Each line of the listing must be transcribed exactly, except for the images, which should be excluded.

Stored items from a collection

★ ★ ★ ★ ★

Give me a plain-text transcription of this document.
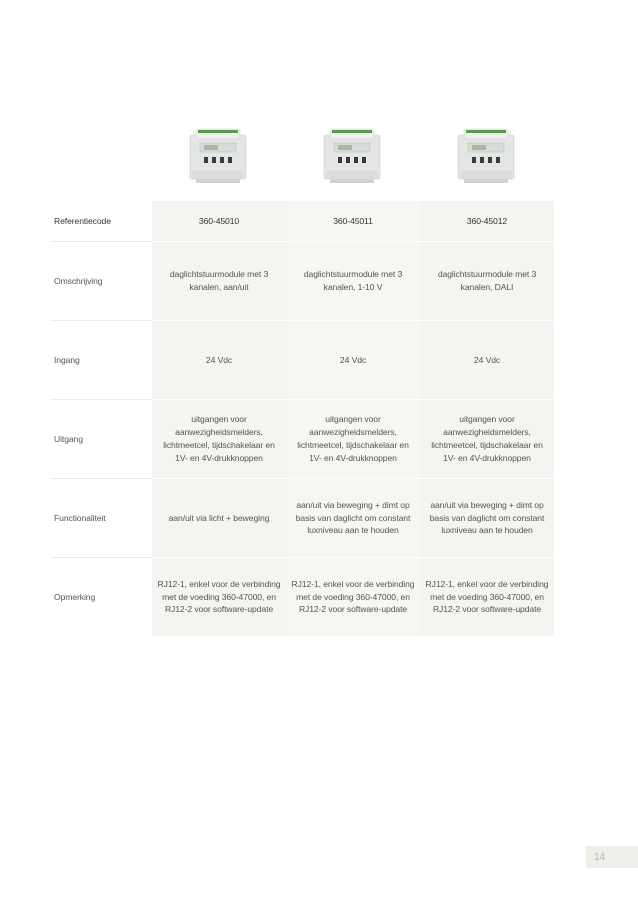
Referentiecode	360-45010	360-45011	360-45012
Omschrijving	daglichtstuurmodule met 3 kanalen, aan/uit	daglichtstuurmodule met 3 kanalen, 1-10 V	daglichtstuurmodule met 3 kanalen, DALI
Ingang	24 Vdc	24 Vdc	24 Vdc
Uitgang	uitgangen voor aanwezigheidsmelders, lichtmeetcel, tijdschakelaar en 1V- en 4V-drukknoppen	uitgangen voor aanwezigheidsmelders, lichtmeetcel, tijdschakelaar en 1V- en 4V-drukknoppen	uitgangen voor aanwezigheidsmelders, lichtmeetcel, tijdschakelaar en 1V- en 4V-drukknoppen
Functionaliteit	aan/uit via licht + beweging	aan/uit via beweging + dimt op basis van daglicht om constant luxniveau aan te houden	aan/uit via beweging + dimt op basis van daglicht om constant luxniveau aan te houden
Opmerking	RJ12-1, enkel voor de verbinding met de voeding 360-47000, en RJ12-2 voor software-update	RJ12-1, enkel voor de verbinding met de voeding 360-47000, en RJ12-2 voor software-update	RJ12-1, enkel voor de verbinding met de voeding 360-47000, en RJ12-2 voor software-update
14
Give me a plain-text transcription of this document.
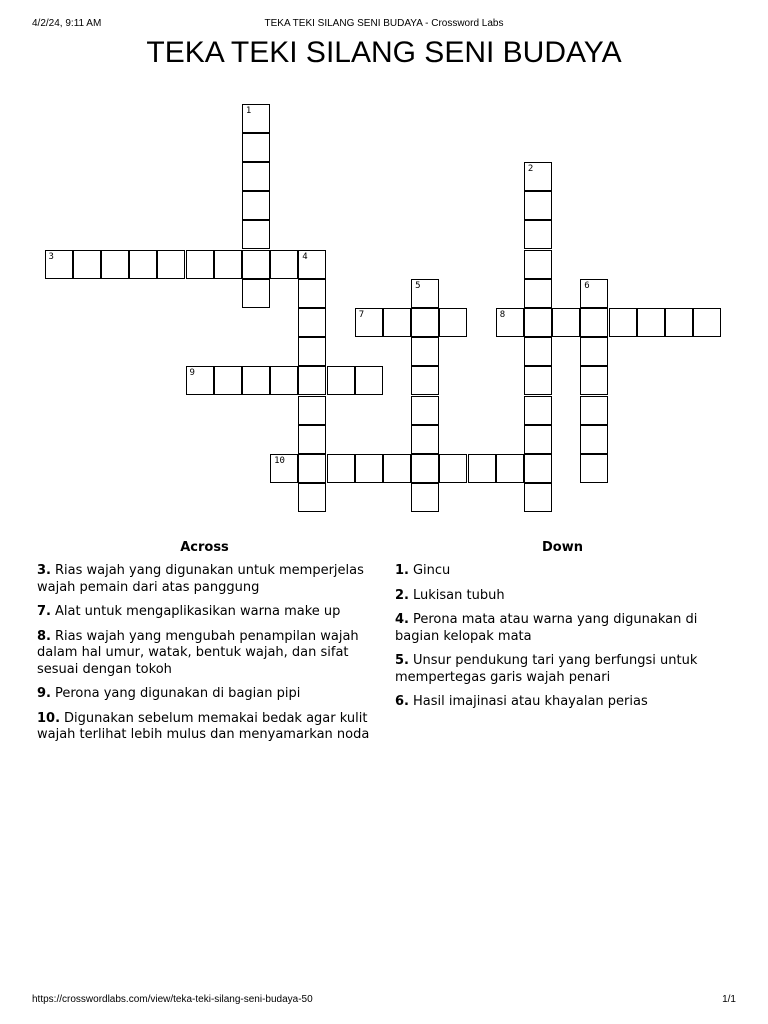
4/2/24, 9:11 AM	TEKA TEKI SILANG SENI BUDAYA - Crossword Labs
TEKA TEKI SILANG SENI BUDAYA
1
2
3	4
5	6
7	8
9
10
Across
3. Rias wajah yang digunakan untuk memperjelas wajah pemain dari atas panggung
7. Alat untuk mengaplikasikan warna make up
8. Rias wajah yang mengubah penampilan wajah dalam hal umur, watak, bentuk wajah, dan sifat sesuai dengan tokoh
9. Perona yang digunakan di bagian pipi
10. Digunakan sebelum memakai bedak agar kulit wajah terlihat lebih mulus dan menyamarkan noda
Down
1. Gincu
2. Lukisan tubuh
4. Perona mata atau warna yang digunakan di bagian kelopak mata
5. Unsur pendukung tari yang berfungsi untuk mempertegas garis wajah penari
6. Hasil imajinasi atau khayalan perias
https://crosswordlabs.com/view/teka-teki-silang-seni-budaya-50	1/1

★ ★ ★ ★ ★

> **WORKED SOLUTION**:
Give me a plain-text transcription of this document.
Referentiecode	360-45010	360-45011	360-45012
Omschrijving	daglichtstuurmodule met 3 kanalen, aan/uit	daglichtstuurmodule met 3 kanalen, 1-10 V	daglichtstuurmodule met 3 kanalen, DALI
Ingang	24 Vdc	24 Vdc	24 Vdc
Uitgang	uitgangen voor aanwezigheidsmelders, lichtmeetcel, tijdschakelaar en 1V- en 4V-drukknoppen	uitgangen voor aanwezigheidsmelders, lichtmeetcel, tijdschakelaar en 1V- en 4V-drukknoppen	uitgangen voor aanwezigheidsmelders, lichtmeetcel, tijdschakelaar en 1V- en 4V-drukknoppen
Functionaliteit	aan/uit via licht + beweging	aan/uit via beweging + dimt op basis van daglicht om constant luxniveau aan te houden	aan/uit via beweging + dimt op basis van daglicht om constant luxniveau aan te houden
Opmerking	RJ12-1, enkel voor de verbinding met de voeding 360-47000, en RJ12-2 voor software-update	RJ12-1, enkel voor de verbinding met de voeding 360-47000, en RJ12-2 voor software-update	RJ12-1, enkel voor de verbinding met de voeding 360-47000, en RJ12-2 voor software-update
14
Give me a plain-text transcription of this document.
4/2/24, 9:11 AM	TEKA TEKI SILANG SENI BUDAYA - Crossword Labs
TEKA TEKI SILANG SENI BUDAYA
1
2
3	4
5	6
7	8
9
10
Across
3. Rias wajah yang digunakan untuk memperjelas wajah pemain dari atas panggung
7. Alat untuk mengaplikasikan warna make up
8. Rias wajah yang mengubah penampilan wajah dalam hal umur, watak, bentuk wajah, dan sifat sesuai dengan tokoh
9. Perona yang digunakan di bagian pipi
10. Digunakan sebelum memakai bedak agar kulit wajah terlihat lebih mulus dan menyamarkan noda
Down
1. Gincu
2. Lukisan tubuh
4. Perona mata atau warna yang digunakan di bagian kelopak mata
5. Unsur pendukung tari yang berfungsi untuk mempertegas garis wajah penari
6. Hasil imajinasi atau khayalan perias
https://crosswordlabs.com/view/teka-teki-silang-seni-budaya-50	1/1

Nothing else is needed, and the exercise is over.